(Collected data entries)
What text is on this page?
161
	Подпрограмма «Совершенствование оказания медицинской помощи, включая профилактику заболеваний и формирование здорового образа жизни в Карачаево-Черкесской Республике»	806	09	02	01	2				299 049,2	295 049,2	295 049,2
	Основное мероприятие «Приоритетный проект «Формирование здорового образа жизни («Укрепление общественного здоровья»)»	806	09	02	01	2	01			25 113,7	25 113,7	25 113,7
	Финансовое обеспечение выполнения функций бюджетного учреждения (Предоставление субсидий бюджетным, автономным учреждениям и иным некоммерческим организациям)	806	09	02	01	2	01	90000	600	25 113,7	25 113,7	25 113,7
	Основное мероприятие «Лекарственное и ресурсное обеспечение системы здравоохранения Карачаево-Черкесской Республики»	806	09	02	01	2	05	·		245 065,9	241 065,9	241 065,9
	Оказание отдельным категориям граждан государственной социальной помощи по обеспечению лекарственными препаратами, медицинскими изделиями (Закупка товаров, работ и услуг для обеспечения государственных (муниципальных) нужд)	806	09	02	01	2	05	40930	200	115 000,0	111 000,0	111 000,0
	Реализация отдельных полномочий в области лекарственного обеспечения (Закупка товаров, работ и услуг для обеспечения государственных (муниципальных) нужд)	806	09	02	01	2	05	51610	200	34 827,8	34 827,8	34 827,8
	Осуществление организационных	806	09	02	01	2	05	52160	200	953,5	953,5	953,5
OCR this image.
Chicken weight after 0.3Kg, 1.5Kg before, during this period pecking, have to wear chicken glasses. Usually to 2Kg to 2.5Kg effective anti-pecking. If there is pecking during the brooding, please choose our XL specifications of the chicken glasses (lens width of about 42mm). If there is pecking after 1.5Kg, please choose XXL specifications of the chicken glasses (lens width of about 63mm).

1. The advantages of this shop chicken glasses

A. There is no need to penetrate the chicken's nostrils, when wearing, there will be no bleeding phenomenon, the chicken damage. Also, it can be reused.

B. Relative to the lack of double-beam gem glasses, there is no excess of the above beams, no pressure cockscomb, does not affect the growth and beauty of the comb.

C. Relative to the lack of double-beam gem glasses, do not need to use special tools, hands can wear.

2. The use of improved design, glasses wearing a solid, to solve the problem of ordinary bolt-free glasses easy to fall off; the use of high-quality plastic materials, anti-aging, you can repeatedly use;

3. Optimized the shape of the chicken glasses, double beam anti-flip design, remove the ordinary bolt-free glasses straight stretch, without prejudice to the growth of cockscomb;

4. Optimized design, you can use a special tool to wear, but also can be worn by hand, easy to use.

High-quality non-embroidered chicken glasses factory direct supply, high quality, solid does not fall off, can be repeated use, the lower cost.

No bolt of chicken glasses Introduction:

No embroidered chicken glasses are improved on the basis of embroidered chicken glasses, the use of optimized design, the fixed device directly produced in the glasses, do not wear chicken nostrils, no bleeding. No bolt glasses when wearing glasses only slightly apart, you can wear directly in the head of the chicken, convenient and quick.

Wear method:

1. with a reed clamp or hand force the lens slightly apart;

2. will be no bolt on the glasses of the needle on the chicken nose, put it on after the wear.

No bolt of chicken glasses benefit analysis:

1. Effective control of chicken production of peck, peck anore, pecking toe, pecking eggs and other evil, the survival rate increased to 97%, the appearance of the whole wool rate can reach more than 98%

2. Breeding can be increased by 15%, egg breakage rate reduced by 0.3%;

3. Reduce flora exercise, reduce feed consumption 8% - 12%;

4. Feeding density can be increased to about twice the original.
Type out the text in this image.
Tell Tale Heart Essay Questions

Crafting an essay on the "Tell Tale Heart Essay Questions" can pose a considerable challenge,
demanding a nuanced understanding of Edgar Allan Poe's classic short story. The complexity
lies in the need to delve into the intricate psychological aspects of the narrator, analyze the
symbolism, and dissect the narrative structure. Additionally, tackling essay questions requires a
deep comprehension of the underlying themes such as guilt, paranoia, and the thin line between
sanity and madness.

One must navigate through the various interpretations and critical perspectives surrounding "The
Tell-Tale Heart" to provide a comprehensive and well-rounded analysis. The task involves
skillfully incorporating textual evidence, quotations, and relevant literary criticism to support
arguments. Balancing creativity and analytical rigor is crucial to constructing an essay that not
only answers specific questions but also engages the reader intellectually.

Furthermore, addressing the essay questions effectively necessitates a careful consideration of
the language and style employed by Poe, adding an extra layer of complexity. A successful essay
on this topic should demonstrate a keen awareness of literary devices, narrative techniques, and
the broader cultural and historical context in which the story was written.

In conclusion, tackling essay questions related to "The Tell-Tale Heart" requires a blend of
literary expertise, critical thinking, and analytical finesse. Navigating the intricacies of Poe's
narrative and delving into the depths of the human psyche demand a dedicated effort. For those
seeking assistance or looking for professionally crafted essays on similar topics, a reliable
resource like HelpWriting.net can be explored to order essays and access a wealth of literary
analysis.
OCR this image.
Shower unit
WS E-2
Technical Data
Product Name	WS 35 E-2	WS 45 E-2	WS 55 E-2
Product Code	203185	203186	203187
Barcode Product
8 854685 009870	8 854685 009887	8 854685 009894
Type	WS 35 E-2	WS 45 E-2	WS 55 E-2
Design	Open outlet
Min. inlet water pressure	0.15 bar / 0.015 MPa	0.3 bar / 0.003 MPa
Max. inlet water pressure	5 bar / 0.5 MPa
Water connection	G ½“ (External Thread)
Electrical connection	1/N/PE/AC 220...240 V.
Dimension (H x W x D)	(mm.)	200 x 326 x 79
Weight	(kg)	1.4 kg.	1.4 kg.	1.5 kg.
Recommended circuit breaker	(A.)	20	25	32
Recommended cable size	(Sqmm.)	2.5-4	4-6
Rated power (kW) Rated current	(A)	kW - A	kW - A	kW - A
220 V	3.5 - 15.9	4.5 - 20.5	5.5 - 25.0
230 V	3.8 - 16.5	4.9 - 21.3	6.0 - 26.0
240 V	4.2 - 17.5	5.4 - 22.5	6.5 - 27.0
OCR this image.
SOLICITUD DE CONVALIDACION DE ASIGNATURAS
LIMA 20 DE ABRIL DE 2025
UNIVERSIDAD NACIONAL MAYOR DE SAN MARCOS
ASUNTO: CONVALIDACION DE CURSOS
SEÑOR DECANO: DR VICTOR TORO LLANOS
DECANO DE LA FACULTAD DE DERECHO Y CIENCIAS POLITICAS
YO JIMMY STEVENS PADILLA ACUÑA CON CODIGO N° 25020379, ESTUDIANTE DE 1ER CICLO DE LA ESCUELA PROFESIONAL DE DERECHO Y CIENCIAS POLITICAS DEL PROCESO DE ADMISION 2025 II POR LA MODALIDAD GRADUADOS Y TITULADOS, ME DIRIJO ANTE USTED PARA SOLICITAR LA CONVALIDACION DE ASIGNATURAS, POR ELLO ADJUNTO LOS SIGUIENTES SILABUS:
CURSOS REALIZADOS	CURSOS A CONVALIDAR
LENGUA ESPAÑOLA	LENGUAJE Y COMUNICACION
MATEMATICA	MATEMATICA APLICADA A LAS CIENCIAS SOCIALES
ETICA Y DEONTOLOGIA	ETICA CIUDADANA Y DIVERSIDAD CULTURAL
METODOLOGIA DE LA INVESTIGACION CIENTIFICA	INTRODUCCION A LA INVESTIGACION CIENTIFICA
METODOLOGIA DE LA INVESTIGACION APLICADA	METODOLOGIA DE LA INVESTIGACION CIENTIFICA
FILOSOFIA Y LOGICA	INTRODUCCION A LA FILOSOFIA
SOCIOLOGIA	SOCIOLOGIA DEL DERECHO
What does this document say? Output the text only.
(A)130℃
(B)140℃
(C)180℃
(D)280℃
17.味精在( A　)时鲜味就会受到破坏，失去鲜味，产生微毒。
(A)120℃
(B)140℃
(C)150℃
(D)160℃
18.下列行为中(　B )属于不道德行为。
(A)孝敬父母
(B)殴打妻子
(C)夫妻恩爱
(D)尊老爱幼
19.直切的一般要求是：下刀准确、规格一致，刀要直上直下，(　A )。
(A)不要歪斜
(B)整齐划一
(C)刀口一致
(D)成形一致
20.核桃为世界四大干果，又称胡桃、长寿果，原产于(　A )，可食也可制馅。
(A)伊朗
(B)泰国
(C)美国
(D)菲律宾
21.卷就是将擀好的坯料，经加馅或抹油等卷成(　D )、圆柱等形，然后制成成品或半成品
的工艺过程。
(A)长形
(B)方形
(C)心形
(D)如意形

- [GIVEN INSTRUCTION]: Return all lines containing the word "analytical".

- [WRITTEN SOLUTION]:
arguments. Balancing creativity and analytical rigor is crucial to constructing an essay that not
literary expertise, critical thinking, and analytical finesse. Navigating the intricacies of Poe's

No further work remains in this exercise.